**DO THIS**
Repeat the full listing below verbatim and keep the images out.

Records from a data source:
----------------
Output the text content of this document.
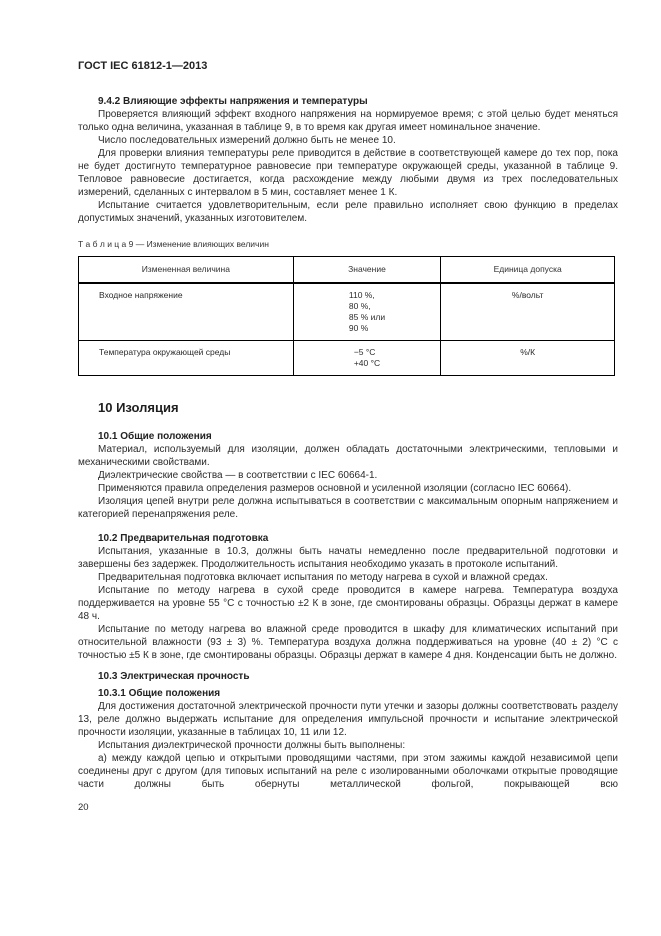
ГОСТ IEC 61812-1—2013
9.4.2 Влияющие эффекты напряжения и температуры

Проверяется влияющий эффект входного напряжения на нормируемое время; с этой целью будет меняться только одна величина, указанная в таблице 9, в то время как другая имеет номинальное значение.

Число последовательных измерений должно быть не менее 10.

Для проверки влияния температуры реле приводится в действие в соответствующей камере до тех пор, пока не будет достигнуто температурное равновесие при температуре окружающей среды, указанной в таблице 9. Тепловое равновесие достигается, когда расхождение между любыми двумя из трех последовательных измерений, сделанных с интервалом в 5 мин, составляет менее 1 К.

Испытание считается удовлетворительным, если реле правильно исполняет свою функцию в пределах допустимых значений, указанных изготовителем.

Т а б л и ц а 9 — Изменение влияющих величин
Измененная величина	Значение	Единица допуска
Входное напряжение	110 %,
80 %,
85 % или
90 %	%/вольт
Температура окружающей среды	−5 °С
+40 °С	%/К
10 Изоляция
10.1 Общие положения

Материал, используемый для изоляции, должен обладать достаточными электрическими, тепловыми и механическими свойствами.

Диэлектрические свойства — в соответствии с IEC 60664-1.

Применяются правила определения размеров основной и усиленной изоляции (согласно IEC 60664).

Изоляция цепей внутри реле должна испытываться в соответствии с максимальным опорным напряжением и категорией перенапряжения реле.

10.2 Предварительная подготовка

Испытания, указанные в 10.3, должны быть начаты немедленно после предварительной подготовки и завершены без задержек. Продолжительность испытания необходимо указать в протоколе испытаний.

Предварительная подготовка включает испытания по методу нагрева в сухой и влажной средах.

Испытание по методу нагрева в сухой среде проводится в камере нагрева. Температура воздуха поддерживается на уровне 55 °С с точностью ±2 К в зоне, где смонтированы образцы. Образцы держат в камере 48 ч.

Испытание по методу нагрева во влажной среде проводится в шкафу для климатических испытаний при относительной влажности (93 ± 3) %. Температура воздуха должна поддерживаться на уровне (40 ± 2) °С с точностью ±5 К в зоне, где смонтированы образцы. Образцы держат в камере 4 дня. Конденсации быть не должно.

10.3 Электрическая прочность
10.3.1 Общие положения

Для достижения достаточной электрической прочности пути утечки и зазоры должны соответствовать разделу 13, реле должно выдержать испытание для определения импульсной прочности и испытание электрической прочности изоляции, указанные в таблицах 10, 11 или 12.

Испытания диэлектрической прочности должны быть выполнены:

а) между каждой цепью и открытыми проводящими частями, при этом зажимы каждой независимой цепи соединены друг с другом (для типовых испытаний на реле с изолированными оболочками открытые проводящие части должны быть обернуты металлической фольгой, покрывающей всю

20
----------------
**WRITTEN RESPONSE**
Output the text content of this document.
ГОСТ IEC 61812-1—2013
9.4.2 Влияющие эффекты напряжения и температуры

Проверяется влияющий эффект входного напряжения на нормируемое время; с этой целью будет меняться только одна величина, указанная в таблице 9, в то время как другая имеет номинальное значение.

Число последовательных измерений должно быть не менее 10.

Для проверки влияния температуры реле приводится в действие в соответствующей камере до тех пор, пока не будет достигнуто температурное равновесие при температуре окружающей среды, указанной в таблице 9. Тепловое равновесие достигается, когда расхождение между любыми двумя из трех последовательных измерений, сделанных с интервалом в 5 мин, составляет менее 1 К.

Испытание считается удовлетворительным, если реле правильно исполняет свою функцию в пределах допустимых значений, указанных изготовителем.

Т а б л и ц а 9 — Изменение влияющих величин
Измененная величина	Значение	Единица допуска
Входное напряжение	110 %,
80 %,
85 % или
90 %	%/вольт
Температура окружающей среды	−5 °С
+40 °С	%/К
10 Изоляция
10.1 Общие положения

Материал, используемый для изоляции, должен обладать достаточными электрическими, тепловыми и механическими свойствами.

Диэлектрические свойства — в соответствии с IEC 60664-1.

Применяются правила определения размеров основной и усиленной изоляции (согласно IEC 60664).

Изоляция цепей внутри реле должна испытываться в соответствии с максимальным опорным напряжением и категорией перенапряжения реле.

10.2 Предварительная подготовка

Испытания, указанные в 10.3, должны быть начаты немедленно после предварительной подготовки и завершены без задержек. Продолжительность испытания необходимо указать в протоколе испытаний.

Предварительная подготовка включает испытания по методу нагрева в сухой и влажной средах.

Испытание по методу нагрева в сухой среде проводится в камере нагрева. Температура воздуха поддерживается на уровне 55 °С с точностью ±2 К в зоне, где смонтированы образцы. Образцы держат в камере 48 ч.

Испытание по методу нагрева во влажной среде проводится в шкафу для климатических испытаний при относительной влажности (93 ± 3) %. Температура воздуха должна поддерживаться на уровне (40 ± 2) °С с точностью ±5 К в зоне, где смонтированы образцы. Образцы держат в камере 4 дня. Конденсации быть не должно.

10.3 Электрическая прочность
10.3.1 Общие положения

Для достижения достаточной электрической прочности пути утечки и зазоры должны соответствовать разделу 13, реле должно выдержать испытание для определения импульсной прочности и испытание электрической прочности изоляции, указанные в таблицах 10, 11 или 12.

Испытания диэлектрической прочности должны быть выполнены:

а) между каждой цепью и открытыми проводящими частями, при этом зажимы каждой независимой цепи соединены друг с другом (для типовых испытаний на реле с изолированными оболочками открытые проводящие части должны быть обернуты металлической фольгой, покрывающей всю

20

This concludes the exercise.